A suicide attempt may get some attention from a few friends and family. Acts of terrorism will get the attention of a nation.
This glamorization of mass murderers has been a longtime tradition of the media, especially the 24-hour news channels. But while the news station’s coverage of any mass killing will eventually end, Rolling Stone’s cover image will never go away. Tsarnaev will be forever immortalized on the front cover of one of the most popular magazines in the nation, making it a far more lasting message that the fleeting coverage of the news stations.
Additionally, while the viewership of 24-hour news networks are primarily middle aged people — 75 percent over age 30 — Rolling Stone’s demographics are much younger, typically teenagers and young adults. Rolling Stone’s readers are also disproportionately white and male. In other words, people who read Rolling Stone are likely to look like Tsarnaev.
By putting Tsarnaev on the front cover, Rolling Stone is almost saying to its readers, “This guy looks just like you. He could be you.”
Reading the Rolling Stone article behind the image enforces this message and further immortalizes Tsarnaev. The article spans a whopping 12 pages, filled with the stories and images of Tsarnaev and his older brother from childhood to right before the bombing.
The pages contain interviews of the brothers’ friends, teachers and counselors. Without fail, every single person vouches that Tsarnaev was a normal kid – someone who they just can’t imagine doing what he is accused of doing.
Why Rolling Stone thinks this is “serious and thoughtful coverage” is baffling. Almost like clockwork, every time someone commits an act like this, their friends and family are quick to jump to the media and make these claims. Phrases like “the person I knew would never do something like this” have almost become cliché in the wake of a tragedy like the Boston Marathon bombing.
Interviews like this fill the entire article as it attempts to explain the brother’s lives leading up to the bombing of the Boston Marathon.
The brothers’ parents were divorced, their welfare benefits were cut, their rent was too high so they had to move and Dzhokhar didn’t fit in at college.
Again, why Rolling Stone thinks this is necessary to publish is confusing. Is Rolling Stone trying to justify the bombing? Making the Tsarnaev brothers out to be victims? Do they think that the brothers deserve sympathy?
Whatever their intention, the article is overwhelmingly positive, considering the situation. An uninformed reader could read almost the entire article without realizing that the subject has been accused of terrorism.
Rolling Stone immortalized someone who is accused of mass murder and terrorism. This earns them a quick jump in notoriety but ensures that these mass murders will continue to be something glamorized by the media.
Robert Klare is a 22-year-old engineering senior from New Orleans.

* **Supplied entries**:
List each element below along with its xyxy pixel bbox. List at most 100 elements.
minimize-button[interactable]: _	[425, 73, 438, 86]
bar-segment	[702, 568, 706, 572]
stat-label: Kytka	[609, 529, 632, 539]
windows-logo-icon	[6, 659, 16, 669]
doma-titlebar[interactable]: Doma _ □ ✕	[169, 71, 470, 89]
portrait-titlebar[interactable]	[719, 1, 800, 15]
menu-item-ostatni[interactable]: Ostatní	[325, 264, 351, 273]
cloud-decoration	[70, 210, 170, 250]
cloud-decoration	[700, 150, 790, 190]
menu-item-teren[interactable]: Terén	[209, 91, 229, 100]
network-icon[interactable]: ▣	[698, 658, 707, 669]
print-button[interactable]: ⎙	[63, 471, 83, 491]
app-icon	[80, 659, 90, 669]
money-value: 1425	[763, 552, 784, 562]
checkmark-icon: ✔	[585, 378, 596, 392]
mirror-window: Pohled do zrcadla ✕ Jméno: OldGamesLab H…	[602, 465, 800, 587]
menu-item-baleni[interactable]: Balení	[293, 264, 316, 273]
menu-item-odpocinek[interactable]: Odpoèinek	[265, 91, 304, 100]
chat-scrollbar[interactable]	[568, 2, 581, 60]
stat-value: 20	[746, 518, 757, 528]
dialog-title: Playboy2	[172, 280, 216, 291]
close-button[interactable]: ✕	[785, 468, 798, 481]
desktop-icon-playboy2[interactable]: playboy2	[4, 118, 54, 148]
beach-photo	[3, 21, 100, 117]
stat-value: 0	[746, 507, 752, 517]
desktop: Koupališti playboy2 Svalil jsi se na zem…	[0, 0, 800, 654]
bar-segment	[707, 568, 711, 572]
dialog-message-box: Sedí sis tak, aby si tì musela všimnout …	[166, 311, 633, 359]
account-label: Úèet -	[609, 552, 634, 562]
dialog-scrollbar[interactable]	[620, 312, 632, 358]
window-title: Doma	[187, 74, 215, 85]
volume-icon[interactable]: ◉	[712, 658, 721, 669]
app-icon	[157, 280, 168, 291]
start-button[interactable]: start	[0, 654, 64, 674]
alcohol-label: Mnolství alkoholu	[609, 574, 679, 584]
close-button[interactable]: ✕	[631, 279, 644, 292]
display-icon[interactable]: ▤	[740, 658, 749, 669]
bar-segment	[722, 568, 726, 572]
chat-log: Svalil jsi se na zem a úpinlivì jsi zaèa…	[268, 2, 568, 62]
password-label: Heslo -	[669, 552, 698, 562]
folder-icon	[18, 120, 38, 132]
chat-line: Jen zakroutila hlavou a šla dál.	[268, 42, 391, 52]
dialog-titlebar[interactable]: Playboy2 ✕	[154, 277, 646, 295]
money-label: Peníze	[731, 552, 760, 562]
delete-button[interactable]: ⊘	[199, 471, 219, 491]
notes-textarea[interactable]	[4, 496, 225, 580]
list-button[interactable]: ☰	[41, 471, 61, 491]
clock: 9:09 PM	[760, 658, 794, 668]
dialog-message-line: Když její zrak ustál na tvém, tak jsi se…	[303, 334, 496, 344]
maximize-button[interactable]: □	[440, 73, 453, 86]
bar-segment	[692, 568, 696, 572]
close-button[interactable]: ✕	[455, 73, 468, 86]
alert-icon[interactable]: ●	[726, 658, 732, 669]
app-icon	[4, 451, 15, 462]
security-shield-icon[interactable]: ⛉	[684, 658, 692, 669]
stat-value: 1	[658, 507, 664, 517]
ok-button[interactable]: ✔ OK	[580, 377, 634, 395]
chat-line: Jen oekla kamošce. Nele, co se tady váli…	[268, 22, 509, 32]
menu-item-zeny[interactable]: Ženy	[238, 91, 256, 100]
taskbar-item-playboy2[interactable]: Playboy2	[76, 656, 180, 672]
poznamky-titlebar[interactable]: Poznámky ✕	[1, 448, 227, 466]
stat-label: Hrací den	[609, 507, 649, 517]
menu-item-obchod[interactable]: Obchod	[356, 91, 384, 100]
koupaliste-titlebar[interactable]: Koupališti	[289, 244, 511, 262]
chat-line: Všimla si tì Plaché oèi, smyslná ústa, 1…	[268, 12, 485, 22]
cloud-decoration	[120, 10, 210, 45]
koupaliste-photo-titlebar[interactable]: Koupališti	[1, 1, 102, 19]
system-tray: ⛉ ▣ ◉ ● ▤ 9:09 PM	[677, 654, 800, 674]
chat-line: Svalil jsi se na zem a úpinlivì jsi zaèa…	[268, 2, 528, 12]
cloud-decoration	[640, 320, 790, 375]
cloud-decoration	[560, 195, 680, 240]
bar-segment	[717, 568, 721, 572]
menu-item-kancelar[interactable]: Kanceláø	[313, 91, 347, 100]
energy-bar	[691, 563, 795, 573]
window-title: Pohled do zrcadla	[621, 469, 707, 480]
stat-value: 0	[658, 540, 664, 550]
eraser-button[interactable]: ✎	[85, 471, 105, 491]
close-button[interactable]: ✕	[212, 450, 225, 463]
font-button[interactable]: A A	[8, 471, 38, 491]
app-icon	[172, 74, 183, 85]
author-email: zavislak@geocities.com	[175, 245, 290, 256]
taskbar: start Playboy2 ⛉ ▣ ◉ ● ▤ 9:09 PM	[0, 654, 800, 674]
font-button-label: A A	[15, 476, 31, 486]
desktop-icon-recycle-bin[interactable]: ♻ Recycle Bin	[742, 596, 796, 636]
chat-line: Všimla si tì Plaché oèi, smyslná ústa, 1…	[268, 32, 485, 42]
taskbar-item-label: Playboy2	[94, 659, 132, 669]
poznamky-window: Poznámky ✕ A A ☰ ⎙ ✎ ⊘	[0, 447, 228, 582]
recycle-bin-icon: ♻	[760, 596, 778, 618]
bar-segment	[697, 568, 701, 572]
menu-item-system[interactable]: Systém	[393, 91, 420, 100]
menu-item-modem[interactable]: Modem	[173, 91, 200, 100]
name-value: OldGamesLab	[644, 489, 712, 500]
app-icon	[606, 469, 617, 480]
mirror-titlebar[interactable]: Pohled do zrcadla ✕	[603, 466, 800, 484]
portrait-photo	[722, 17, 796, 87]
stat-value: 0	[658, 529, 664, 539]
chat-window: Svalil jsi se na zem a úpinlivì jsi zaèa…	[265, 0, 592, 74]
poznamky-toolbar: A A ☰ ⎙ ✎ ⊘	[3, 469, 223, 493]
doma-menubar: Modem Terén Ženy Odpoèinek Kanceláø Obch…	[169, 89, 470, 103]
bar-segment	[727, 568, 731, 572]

* **Complete the following**:
a – Quote the commentary on the Rolling Stone cover between "Additionally, while the" and "before the bombing.", inclusive.
b – Render this sentence from the commentary on the Rolling Stone cover in Spanish: "Rolling Stone’s readers are also disproportionately white and male."
The data plays no role in this exercise.

* **Answers provided**:
a –
Additionally, while the viewership of 24-hour news networks are primarily middle aged people — 75 percent over age 30 — Rolling Stone’s demographics are much younger, typically teenagers and young adults. Rolling Stone’s readers are also disproportionately white and male. In other words, people who read Rolling Stone are likely to look like Tsarnaev.
By putting Tsarnaev on the front cover, Rolling Stone is almost saying to its readers, “This guy looks just like you. He could be you.”
Reading the Rolling Stone article behind the image enforces this message and further immortalizes Tsarnaev. The article spans a whopping 12 pages, filled with the stories and images of Tsarnaev and his older brother from childhood to right before the bombing.

b – Los lectores de Rolling Stone también son, de manera desproporcionada, blancos y varones.